• What you will do:
Go through the material and pull out every line with the string "arcmin" in it.

• Exercise input:
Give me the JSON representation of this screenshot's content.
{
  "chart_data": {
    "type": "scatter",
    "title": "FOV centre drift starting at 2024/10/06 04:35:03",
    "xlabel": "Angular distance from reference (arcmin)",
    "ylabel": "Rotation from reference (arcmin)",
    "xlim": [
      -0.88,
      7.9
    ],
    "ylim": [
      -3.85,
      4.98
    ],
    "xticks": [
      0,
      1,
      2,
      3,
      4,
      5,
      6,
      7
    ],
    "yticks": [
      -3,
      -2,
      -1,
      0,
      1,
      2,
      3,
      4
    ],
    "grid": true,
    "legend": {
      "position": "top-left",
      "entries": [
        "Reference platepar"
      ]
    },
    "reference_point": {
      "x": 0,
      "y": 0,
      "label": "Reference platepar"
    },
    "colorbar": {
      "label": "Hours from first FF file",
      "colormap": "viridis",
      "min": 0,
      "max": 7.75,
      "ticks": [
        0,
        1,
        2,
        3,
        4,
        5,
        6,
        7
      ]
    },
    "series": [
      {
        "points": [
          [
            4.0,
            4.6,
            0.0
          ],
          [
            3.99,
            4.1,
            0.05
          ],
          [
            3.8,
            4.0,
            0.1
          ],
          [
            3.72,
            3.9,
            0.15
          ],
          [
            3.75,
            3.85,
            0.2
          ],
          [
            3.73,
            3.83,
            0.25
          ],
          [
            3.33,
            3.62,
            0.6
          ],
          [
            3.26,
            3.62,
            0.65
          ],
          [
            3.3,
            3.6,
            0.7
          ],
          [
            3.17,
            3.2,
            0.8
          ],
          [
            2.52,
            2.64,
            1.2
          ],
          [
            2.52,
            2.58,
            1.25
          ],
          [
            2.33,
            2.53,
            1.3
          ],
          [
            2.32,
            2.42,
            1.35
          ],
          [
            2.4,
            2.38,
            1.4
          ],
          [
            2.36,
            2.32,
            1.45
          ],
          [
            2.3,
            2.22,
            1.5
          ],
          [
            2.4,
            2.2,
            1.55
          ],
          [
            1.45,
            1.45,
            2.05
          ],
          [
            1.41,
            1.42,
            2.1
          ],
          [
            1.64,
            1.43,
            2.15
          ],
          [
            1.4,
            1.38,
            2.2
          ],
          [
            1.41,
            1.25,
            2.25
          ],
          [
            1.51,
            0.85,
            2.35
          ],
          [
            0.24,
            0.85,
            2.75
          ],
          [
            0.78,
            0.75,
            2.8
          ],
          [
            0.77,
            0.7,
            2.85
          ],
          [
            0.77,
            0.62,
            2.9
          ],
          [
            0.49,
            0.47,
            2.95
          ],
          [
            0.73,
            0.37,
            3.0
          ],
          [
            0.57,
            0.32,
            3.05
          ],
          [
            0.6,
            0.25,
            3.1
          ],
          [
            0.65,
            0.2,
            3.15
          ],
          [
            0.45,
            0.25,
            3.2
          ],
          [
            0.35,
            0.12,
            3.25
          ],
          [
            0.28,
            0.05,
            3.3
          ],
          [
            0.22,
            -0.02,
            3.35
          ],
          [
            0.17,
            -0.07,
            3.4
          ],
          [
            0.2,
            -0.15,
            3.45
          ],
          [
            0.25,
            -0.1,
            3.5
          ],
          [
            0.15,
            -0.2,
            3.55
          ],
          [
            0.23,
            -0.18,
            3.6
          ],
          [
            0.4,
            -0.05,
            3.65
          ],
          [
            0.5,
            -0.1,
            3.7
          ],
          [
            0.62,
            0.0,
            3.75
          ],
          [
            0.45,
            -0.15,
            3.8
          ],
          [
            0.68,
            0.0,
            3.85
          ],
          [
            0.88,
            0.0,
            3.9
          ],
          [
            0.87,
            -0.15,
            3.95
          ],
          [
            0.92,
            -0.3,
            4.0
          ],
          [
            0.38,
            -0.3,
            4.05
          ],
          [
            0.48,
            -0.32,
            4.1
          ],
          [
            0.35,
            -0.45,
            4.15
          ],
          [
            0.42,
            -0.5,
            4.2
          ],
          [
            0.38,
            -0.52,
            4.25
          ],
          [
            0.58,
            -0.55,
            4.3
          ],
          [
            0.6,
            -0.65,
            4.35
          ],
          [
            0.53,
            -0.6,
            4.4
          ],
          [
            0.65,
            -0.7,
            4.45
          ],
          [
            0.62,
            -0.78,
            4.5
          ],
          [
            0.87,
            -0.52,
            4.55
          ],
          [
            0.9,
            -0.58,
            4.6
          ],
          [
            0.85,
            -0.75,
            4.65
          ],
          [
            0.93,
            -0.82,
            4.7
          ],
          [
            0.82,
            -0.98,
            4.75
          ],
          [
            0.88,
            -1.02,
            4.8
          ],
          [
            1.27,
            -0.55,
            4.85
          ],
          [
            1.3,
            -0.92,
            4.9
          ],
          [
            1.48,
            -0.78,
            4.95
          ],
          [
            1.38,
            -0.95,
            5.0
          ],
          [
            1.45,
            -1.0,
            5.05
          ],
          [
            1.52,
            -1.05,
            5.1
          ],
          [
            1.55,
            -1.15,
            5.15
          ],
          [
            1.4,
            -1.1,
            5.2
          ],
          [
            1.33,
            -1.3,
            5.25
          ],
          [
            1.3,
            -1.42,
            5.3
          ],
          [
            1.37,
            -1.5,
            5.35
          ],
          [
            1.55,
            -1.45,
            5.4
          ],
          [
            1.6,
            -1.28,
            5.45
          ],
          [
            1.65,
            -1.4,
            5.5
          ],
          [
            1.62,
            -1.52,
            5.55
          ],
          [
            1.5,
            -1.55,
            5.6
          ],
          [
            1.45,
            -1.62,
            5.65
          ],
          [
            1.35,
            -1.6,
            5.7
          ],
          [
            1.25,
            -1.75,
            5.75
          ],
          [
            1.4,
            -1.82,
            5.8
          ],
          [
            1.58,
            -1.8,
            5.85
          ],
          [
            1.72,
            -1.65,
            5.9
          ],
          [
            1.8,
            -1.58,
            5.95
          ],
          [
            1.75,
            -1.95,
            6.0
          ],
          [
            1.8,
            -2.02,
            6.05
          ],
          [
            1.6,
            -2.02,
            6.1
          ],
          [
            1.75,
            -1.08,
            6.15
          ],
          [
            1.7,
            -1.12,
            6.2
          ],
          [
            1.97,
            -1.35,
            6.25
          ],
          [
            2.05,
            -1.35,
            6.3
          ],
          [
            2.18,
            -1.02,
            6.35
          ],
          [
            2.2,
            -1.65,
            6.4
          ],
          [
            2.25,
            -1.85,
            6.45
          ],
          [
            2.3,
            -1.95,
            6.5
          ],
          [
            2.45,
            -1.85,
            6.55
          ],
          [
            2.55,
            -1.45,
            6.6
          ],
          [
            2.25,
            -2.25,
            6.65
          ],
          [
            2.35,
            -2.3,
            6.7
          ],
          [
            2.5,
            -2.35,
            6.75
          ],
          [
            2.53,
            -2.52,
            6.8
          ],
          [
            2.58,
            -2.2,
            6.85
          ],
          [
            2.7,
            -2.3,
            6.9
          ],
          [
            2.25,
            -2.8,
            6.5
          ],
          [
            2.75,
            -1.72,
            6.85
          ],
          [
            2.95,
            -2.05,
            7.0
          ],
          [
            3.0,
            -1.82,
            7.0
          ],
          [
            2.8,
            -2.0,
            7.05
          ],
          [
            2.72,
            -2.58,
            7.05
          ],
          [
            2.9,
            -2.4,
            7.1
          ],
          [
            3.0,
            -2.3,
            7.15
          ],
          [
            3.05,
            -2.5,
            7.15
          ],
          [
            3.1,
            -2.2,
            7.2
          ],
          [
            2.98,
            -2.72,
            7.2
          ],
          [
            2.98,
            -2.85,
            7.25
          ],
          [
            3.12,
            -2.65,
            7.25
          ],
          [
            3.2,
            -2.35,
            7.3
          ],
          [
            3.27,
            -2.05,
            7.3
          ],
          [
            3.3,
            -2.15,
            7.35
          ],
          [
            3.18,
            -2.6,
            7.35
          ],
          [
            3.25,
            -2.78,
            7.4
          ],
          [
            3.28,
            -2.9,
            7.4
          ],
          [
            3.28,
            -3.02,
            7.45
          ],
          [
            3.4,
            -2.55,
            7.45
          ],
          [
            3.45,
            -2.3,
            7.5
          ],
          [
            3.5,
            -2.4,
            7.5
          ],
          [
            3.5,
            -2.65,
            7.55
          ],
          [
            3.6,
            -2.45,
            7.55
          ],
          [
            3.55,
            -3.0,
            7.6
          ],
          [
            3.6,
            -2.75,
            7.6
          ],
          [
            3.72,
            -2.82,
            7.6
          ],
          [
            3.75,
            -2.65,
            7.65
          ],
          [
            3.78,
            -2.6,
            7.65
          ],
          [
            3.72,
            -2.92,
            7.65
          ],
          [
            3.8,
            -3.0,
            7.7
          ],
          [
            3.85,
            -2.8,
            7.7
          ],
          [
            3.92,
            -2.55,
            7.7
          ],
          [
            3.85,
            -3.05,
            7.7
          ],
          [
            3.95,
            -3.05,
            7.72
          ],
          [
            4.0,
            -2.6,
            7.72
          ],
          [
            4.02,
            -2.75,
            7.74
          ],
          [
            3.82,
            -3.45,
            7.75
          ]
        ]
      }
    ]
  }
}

• Result of the task:
    "xlabel": "Angular distance from reference (arcmin)",
    "ylabel": "Rotation from reference (arcmin)",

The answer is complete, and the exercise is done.